(Exercise passage):
Charles Dickens

There have been cases in which a traveller has been robbed on the highway of twenty guineas, which he had taken the precaution to mark--one of these is found to have been paid away or changed by one of the servants of the inn which the traveller reaches the same evening--the servant is about the height of the robber, who had been cloaked and disguised--his master deposes to his having been recently unaccountably extravagant and flush of gold--and on his trunk being searched the other nineteen marked guineas and the traveller's purse are found there, the servant being asleep at the time, half-drunk--he is of course convicted and hung, for the crime of which his master was the author! There have been cases in which a father and daughter have been overheard in violent dispute--the words "barbarity", "cruelly", and "death", being heard frequently to proceed from the latter--the former goes out locking the door behind him--groans are overheard, and the words, "cruel father, thou art the cause of my death!"--on the room being opened she is found on the point of death from a wound in her side, and near her the knife with which it had been inflicted--and on being questioned as to her owing her death to her father, her last motion before expiring is an expression of assent-- the father, on returning to the room, exhibits the usual evidences of guilt--he, too, is of course hung--and it is not till nearly a year afterwards that, on the discovery of conclusive evidence that it was a suicide, the vain reparation is made, to his memory by the public authorities, of--waving a pair of colours over his grave in token of the recognition of his innocence."

(Work instructions):
1. Answer these questions about the passage on wrongful convictions:
(a) How many guineas was the traveller robbed of on the highway?
(b) In what state was the servant when his trunk was searched?
(c) What was waved over the father's grave to recognize his innocence?
2. Write the next part of the passage on wrongful convictions, continuing after its final sentence.

(Extracted records)
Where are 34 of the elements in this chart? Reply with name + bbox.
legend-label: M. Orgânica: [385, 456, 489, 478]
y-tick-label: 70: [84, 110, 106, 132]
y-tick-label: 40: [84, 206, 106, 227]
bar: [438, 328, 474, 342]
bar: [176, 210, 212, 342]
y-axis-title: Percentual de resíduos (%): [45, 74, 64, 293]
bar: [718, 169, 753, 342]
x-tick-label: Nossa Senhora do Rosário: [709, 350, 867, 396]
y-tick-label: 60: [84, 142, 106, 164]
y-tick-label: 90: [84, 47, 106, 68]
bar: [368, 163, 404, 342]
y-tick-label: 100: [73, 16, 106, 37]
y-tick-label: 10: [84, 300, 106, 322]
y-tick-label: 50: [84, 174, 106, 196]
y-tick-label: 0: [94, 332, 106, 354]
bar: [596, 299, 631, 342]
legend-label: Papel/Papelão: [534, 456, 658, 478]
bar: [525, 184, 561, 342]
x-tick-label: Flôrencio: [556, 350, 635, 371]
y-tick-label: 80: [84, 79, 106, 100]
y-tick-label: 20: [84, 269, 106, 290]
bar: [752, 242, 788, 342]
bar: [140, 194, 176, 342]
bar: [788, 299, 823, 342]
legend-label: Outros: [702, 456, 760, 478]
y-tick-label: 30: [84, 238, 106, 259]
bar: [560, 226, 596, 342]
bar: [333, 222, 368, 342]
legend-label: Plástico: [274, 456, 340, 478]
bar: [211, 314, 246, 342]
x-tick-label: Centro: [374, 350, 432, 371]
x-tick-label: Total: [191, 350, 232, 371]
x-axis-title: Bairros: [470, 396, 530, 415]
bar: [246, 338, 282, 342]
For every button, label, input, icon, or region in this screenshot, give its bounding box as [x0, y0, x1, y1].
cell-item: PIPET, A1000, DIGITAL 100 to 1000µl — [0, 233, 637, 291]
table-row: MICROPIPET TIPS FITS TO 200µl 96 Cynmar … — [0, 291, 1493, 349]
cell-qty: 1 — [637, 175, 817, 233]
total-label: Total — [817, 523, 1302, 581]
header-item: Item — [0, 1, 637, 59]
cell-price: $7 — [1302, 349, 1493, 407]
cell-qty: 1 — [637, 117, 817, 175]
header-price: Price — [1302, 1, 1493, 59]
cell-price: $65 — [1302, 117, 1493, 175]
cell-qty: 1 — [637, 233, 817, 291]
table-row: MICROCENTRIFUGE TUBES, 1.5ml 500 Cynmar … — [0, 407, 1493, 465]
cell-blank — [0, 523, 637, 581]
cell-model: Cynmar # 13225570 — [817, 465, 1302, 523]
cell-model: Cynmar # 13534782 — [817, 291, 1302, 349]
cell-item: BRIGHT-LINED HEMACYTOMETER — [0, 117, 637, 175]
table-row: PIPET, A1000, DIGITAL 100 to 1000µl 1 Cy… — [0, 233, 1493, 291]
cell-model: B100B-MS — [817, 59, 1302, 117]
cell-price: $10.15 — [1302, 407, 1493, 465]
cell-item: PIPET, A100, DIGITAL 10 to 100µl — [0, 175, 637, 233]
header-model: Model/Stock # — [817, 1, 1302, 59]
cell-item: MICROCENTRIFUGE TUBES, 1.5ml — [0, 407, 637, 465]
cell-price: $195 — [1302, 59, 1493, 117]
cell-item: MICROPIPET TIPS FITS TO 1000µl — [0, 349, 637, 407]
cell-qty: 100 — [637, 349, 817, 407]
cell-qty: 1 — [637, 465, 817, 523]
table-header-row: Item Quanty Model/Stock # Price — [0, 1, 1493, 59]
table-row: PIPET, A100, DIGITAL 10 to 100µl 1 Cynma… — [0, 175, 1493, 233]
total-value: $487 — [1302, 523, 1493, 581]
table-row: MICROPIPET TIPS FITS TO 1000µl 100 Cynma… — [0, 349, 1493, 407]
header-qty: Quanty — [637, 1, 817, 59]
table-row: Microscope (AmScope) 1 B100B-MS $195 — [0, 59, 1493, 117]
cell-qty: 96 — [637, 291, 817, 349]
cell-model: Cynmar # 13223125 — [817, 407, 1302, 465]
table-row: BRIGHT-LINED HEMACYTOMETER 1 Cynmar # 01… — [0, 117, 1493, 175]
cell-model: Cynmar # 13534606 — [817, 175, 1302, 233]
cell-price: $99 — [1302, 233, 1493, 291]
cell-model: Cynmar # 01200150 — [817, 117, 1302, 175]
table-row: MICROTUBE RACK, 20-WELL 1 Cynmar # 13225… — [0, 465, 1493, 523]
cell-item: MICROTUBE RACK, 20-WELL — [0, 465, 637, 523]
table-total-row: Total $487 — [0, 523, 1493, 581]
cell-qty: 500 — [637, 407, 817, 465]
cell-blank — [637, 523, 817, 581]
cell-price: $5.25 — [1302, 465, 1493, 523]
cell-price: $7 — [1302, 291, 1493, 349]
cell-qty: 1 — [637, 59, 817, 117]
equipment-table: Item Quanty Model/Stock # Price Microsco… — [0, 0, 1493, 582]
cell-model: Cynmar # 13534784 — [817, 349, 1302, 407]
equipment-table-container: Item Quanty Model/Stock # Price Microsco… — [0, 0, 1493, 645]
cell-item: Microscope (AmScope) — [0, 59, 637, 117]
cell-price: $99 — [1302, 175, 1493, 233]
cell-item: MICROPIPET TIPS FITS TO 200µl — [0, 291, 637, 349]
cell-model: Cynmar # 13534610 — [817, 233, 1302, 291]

(Responses in order):
1.
(a) Twenty guineas.
(b) He was asleep and half-drunk.
(c) A pair of colours.

2.
More than a hundred such cases are known, it is said in this Report, in English criminal jurisprudence. The same Report contains three striking cases of supposed criminals being unjustly hanged in America; and also five more in which people whose innocence was not afterwards established were put to death on evidence as purely circumstantial and as doubtful, to say the least of it, as any that was held to be sufficient in this general summary of legal murders. Mr. O'Connell defended, in Ireland, within five and twenty years, three brothers who were hanged for a murder of which they were afterwards shown to have been innocent. I cannot find the reference at this moment, but I have seen it stated on good authority, that but for the exertions, I think of the present Lord Chief Baron, six or seven innocent men would certainly have been hanged. Such are the instances of wrong judgment which are known to us. How many more there may be in which the real murderers never disclosed their guilt, or were never discovered, and where the odium of great crimes still rests on guiltless people long since resolved to dust in their untimely graves, no human power can tell.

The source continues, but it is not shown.